(Recorded data)
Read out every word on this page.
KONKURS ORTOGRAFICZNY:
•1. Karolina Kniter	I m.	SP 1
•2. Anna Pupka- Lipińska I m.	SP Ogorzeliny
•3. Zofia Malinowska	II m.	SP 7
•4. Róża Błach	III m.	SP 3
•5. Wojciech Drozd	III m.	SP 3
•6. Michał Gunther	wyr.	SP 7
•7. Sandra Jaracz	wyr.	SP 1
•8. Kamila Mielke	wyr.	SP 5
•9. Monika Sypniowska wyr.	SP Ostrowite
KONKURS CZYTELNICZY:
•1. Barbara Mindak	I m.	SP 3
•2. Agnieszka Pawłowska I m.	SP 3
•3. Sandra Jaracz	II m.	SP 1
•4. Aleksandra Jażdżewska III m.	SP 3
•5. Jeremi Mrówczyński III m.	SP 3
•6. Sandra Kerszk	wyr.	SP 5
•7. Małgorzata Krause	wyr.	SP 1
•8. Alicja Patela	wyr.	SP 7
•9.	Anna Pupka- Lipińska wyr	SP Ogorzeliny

▶ **Exercise prompt**
Copy out the material above in its entirety. Every detail must match.

▶ **Task solution**
Read out every word on this page.
KONKURS ORTOGRAFICZNY:
•1. Karolina Kniter	I m.	SP 1
•2. Anna Pupka- Lipińska I m.	SP Ogorzeliny
•3. Zofia Malinowska	II m.	SP 7
•4. Róża Błach	III m.	SP 3
•5. Wojciech Drozd	III m.	SP 3
•6. Michał Gunther	wyr.	SP 7
•7. Sandra Jaracz	wyr.	SP 1
•8. Kamila Mielke	wyr.	SP 5
•9. Monika Sypniowska wyr.	SP Ostrowite
KONKURS CZYTELNICZY:
•1. Barbara Mindak	I m.	SP 3
•2. Agnieszka Pawłowska I m.	SP 3
•3. Sandra Jaracz	II m.	SP 1
•4. Aleksandra Jażdżewska III m.	SP 3
•5. Jeremi Mrówczyński III m.	SP 3
•6. Sandra Kerszk	wyr.	SP 5
•7. Małgorzata Krause	wyr.	SP 1
•8. Alicja Patela	wyr.	SP 7
•9.	Anna Pupka- Lipińska wyr	SP Ogorzeliny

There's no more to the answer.